CONSIGNES
a) D'après le texte sur la loyauté du notaire, à quelle date expirait la validité de la première promesse unilatérale de vente ?
b) Poursuivez le texte sur la loyauté du notaire après sa dernière phrase.

EXTRAIT DU TEXTE
L’obligation de loyauté du notaire ne doit pas être confondue avec le simple respect des règles de politesse. En faisant croire à des promettants que le bénéficiaire a renoncé au projet de vente, le notaire pourrait engager sa responsabilité, et ce même si la promesse a expiré.
Bien que non publié, l’arrêt du 25 septembre 2025 rendu par la troisième chambre civile de la Cour de cassation retiendra l’attention en ce qu’il invite à de multiples réflexions tenant aussi bien à la rédaction d’une promesse unilatérale de vente, qu’au rôle de la politesse dans le droit et à l’obligation de loyauté du notaire.
La chronologie de cette affaire doit être soigneusement rappelée : une promesse unilatérale de vente d’un terrain à construire fut consentie par des époux le 25 mars 2016, sous condition suspensive d’obtention d’un permis de construire par le bénéficiaire. La validité de la promesse expirait le 31 mars 2017.
Le 27 juillet 2017, le bénéficiaire transmit au notaire une nouvelle demande de permis de construire. Quatre jours plus tard, le 31 juillet, le notaire convoquait les promettants et leur indiquait qu’il ne parvenait pas à joindre le bénéficiaire et que ce dernier n’ayant pas déposé de nouvelle demande de permis, il était manifeste qu’il ne souhaitait plus acheter. Le notaire proposa alors aux vendeurs un autre acquéreur, et une seconde promesse avec ce dernier fut signée le 2 août. Le 14 août, les promettants, ayant découvert la vérité, rédigèrent une attestation dans laquelle ils exposèrent ce qui s’était passé le 31 juillet en relatant les propos mensongers du notaire. Puis le 19 août, les promettants adressèrent une lettre recommandée à ce dernier, dans laquelle ils indiquèrent qu’ils annulaient la seconde promesse puisque le bénéficiaire initial n’avait jamais souhaité abandonner le projet : « Nous vous indiquons notre volonté de reprendre avec lui les rapports que nous connaissions avant cette interruption sans fondement et pour laquelle nous ne souhaiterions pas être inquiétés d’aucune manière ». On ignore ce qu’il s’est passé exactement par la suite. Toujours est-il que le premier bénéficiaire assigna les promettants, le nouvel acquéreur et le notaire, notamment pour obtenir l’indemnisation de son préjudice par ce dernier.

ENTRÉES
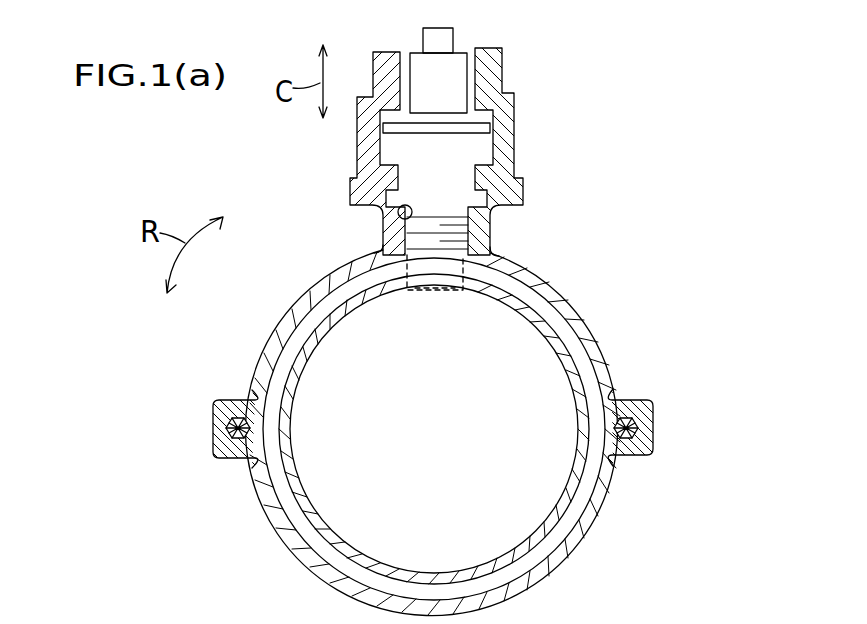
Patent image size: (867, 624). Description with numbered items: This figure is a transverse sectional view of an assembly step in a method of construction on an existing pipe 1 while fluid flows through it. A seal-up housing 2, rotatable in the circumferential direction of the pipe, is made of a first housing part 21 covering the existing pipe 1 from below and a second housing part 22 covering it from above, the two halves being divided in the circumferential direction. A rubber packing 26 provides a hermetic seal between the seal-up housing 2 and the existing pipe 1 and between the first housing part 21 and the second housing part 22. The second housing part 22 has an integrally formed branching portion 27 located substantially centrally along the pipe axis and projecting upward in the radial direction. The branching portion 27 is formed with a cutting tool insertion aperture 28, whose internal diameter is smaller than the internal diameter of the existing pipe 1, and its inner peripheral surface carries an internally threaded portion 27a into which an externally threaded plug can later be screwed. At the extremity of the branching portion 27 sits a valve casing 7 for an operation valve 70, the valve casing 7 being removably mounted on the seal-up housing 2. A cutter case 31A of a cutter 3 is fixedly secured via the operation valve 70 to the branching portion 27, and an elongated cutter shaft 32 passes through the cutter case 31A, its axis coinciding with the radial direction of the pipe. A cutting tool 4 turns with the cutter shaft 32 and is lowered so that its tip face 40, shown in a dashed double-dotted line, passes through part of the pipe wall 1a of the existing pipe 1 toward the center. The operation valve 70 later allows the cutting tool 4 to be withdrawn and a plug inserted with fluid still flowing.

The existing straight pipe 1 is at (425, 575).
The pipe wall 1a is at (367, 299).
The seal-up housing 2 is at (226, 525).
The first housing part 21 is at (305, 553).
The second housing part 22 is at (293, 315).
The rubber packing 26 is at (238, 420).
The branching portion 27 is at (480, 237).
The internally threaded portion 27a is at (400, 212).
The cutting tool insertion aperture 28 is at (490, 197).
The cutter 3 is at (545, 58).
The cutter case 31A is at (500, 80).
The cutter shaft 32 is at (437, 40).
The cutting tool 4 is at (453, 72).
The tip face 40 is at (420, 292).
The valve casing 7 is at (357, 152).
The operation valve 70 is at (507, 152).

RÉPONSES PAR CONSIGNE
a) Le 31 mars 2017.

b)
La cour d’appel rejeta cette demande fondée sur le non-respect de l’obligation de loyauté du notaire avec une motivation bien curieuse. Selon les juges, en effet, la Cour de cassation n’avait pas admis que le non-respect d’une règle de politesse puisse être constitutif d’une faute susceptible d’ouvrir droit à des dommages-intérêts. Par ailleurs, l’arrêt indiquait qu’il n’était pas établi que « le notaire aurait œuvré pour obtenir un acheteur mieux-disant afin d’évincer délibérément la bénéficiaire ». L’indemnisation fut refusée, ce qui mena le bénéficiaire à former un pourvoi en cassation.
Au visa de l’article 1240 du Code civil N° Lexbase : L0950KZ9, la Cour de cassation casse l’arrêt d’appel pour manque de base légale. Il est reproché aux juges d’avoir ignoré un élément de preuve pourtant décisif : l'attestation des promettants du 14 août 2017. La cour de renvoi devra donc prendre soin de trancher le litige en y prêtant attention, ce qui n’appelle pas de remarque particulière. Mais au-delà et comme on l’a dit, c’est à une triple réflexion qu’invite cet arrêt. Pour commencer, on dira quelques mots de la promesse et de la manière dont cette affaire met en lumière l’intérêt de certaines clauses (I). Nous évoquerons ensuite la question de la politesse, sur laquelle s’était fondée la cour d’appel et qui appelle peut-être une autre réponse que celle qui fut ébauchée (II). Enfin, c’est l’obligation de loyauté du notaire qui retiendra notre attention (III).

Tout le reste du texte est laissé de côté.